Description of the task: Where a line in the listing contains the string "false", copy that line out.

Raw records

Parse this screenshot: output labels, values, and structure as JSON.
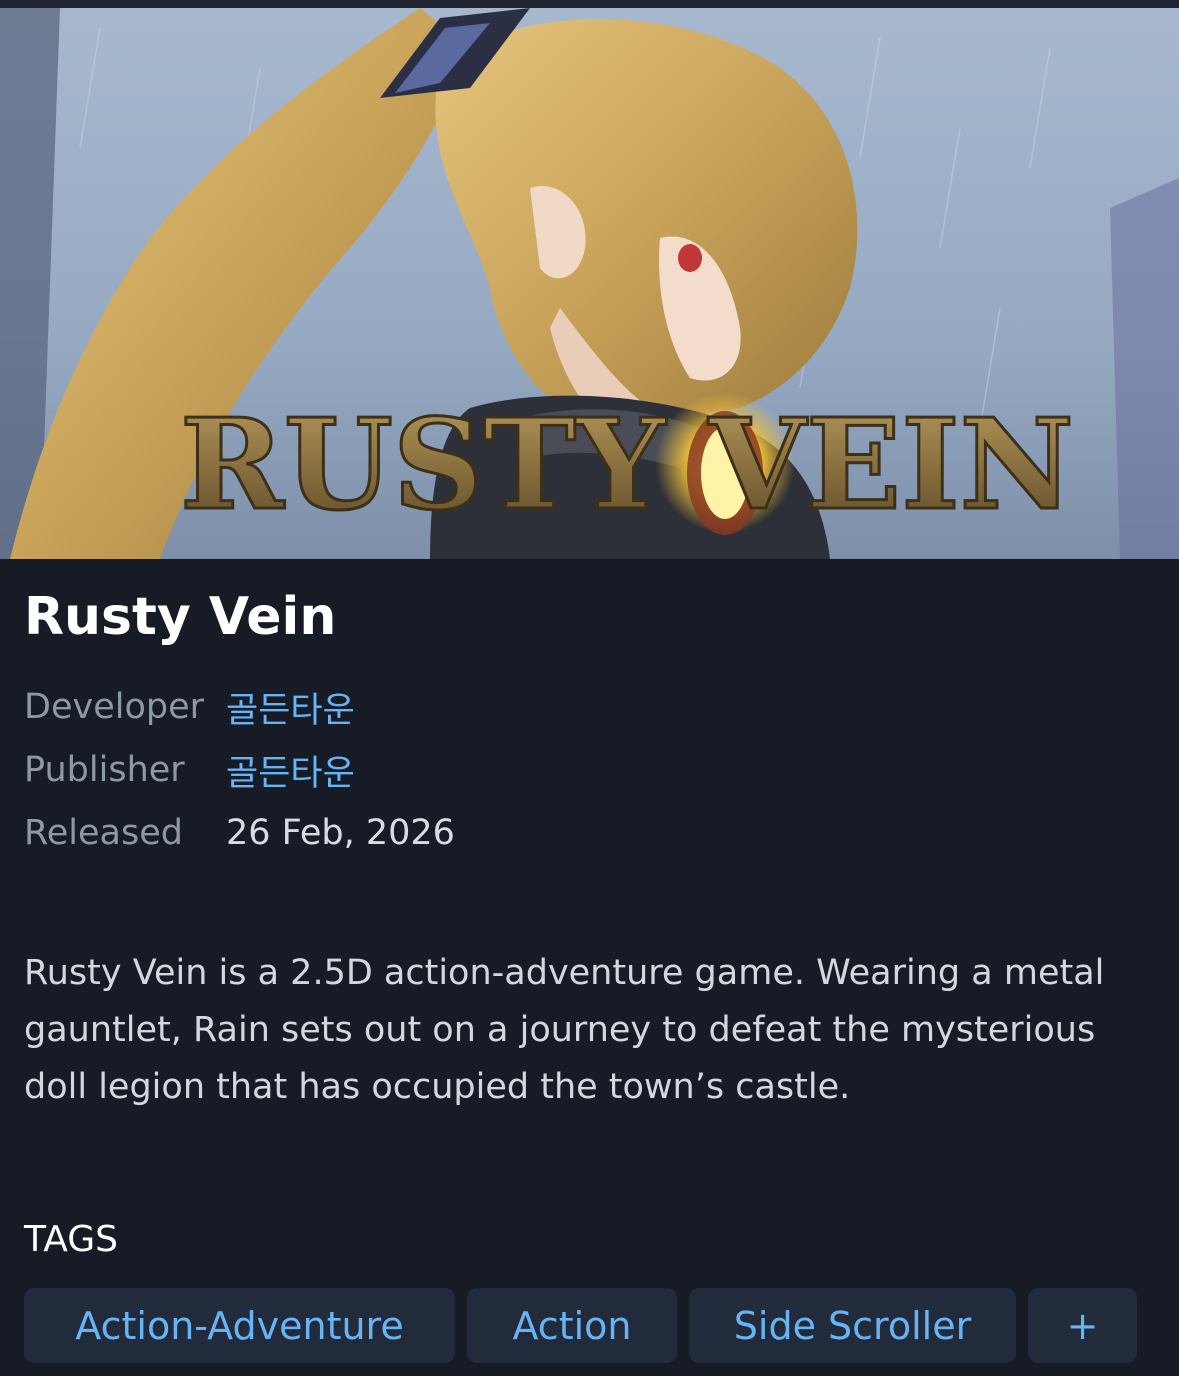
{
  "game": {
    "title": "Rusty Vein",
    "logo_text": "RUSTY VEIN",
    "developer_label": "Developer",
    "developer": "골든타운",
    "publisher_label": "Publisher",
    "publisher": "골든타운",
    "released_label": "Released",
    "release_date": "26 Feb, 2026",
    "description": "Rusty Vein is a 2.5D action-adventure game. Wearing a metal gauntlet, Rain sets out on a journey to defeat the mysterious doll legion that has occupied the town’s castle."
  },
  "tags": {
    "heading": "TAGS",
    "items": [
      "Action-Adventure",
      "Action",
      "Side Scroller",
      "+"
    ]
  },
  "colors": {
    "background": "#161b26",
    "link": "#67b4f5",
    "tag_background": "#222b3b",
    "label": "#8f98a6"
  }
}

---

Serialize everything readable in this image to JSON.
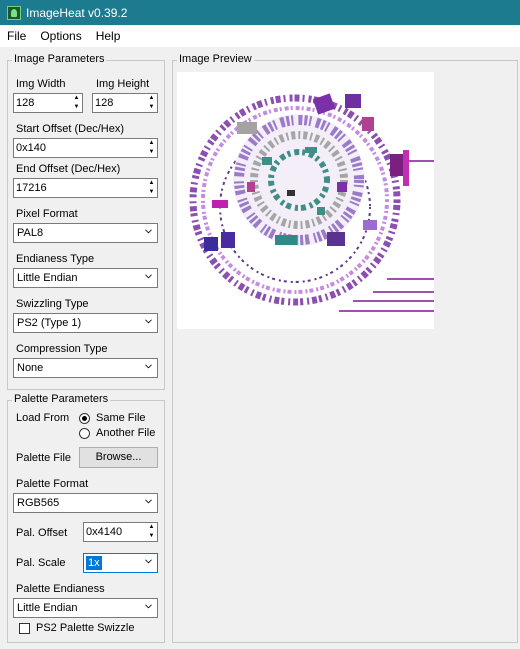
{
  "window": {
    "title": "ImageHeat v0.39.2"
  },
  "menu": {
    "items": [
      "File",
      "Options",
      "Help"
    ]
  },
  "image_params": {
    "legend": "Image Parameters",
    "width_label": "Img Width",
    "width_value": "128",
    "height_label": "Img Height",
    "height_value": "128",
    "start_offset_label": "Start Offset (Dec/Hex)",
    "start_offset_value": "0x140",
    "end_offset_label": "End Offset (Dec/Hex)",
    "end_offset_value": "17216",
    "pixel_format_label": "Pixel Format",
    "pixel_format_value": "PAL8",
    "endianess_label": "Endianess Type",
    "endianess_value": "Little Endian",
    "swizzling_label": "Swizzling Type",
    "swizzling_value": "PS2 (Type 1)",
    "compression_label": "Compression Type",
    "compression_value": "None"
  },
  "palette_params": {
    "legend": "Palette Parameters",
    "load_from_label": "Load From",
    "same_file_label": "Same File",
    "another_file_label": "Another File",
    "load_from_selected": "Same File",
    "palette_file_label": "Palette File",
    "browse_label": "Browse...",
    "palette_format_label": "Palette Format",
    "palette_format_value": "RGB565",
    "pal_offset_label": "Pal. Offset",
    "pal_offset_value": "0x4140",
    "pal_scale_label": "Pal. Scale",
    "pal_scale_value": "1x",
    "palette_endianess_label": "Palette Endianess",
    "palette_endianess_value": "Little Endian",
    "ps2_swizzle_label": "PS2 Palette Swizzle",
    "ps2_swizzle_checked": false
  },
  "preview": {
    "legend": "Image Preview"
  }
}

---

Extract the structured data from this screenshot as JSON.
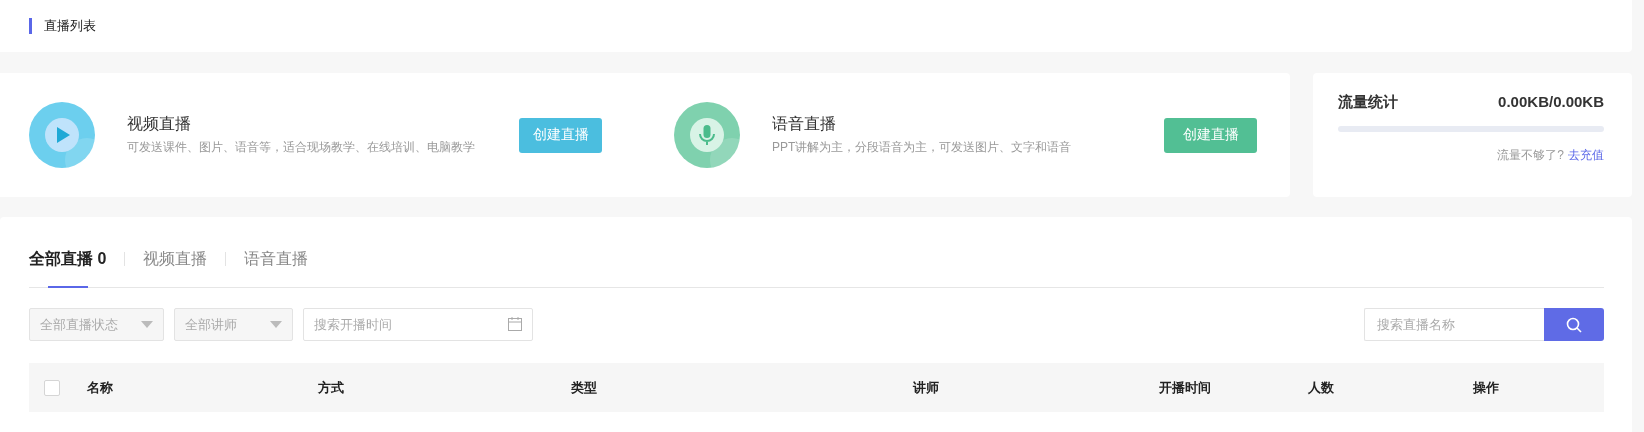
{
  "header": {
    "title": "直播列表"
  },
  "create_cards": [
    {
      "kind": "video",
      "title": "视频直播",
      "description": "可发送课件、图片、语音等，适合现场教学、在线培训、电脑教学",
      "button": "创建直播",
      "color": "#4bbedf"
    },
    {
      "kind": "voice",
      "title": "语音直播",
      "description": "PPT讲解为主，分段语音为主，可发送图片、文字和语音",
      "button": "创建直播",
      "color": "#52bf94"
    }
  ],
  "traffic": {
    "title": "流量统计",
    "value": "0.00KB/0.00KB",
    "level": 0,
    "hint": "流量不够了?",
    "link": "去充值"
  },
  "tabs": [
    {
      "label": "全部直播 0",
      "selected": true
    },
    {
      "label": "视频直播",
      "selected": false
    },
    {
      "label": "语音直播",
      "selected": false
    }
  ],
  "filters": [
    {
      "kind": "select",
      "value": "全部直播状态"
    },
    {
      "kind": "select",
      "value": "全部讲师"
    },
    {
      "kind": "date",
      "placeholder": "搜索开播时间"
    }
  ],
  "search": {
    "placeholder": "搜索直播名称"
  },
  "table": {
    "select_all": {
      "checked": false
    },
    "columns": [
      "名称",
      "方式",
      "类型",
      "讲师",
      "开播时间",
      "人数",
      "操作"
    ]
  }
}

Final answer:
    "ps2_swizzle_checked": false
      "selected": false
      "selected": false
      "checked": false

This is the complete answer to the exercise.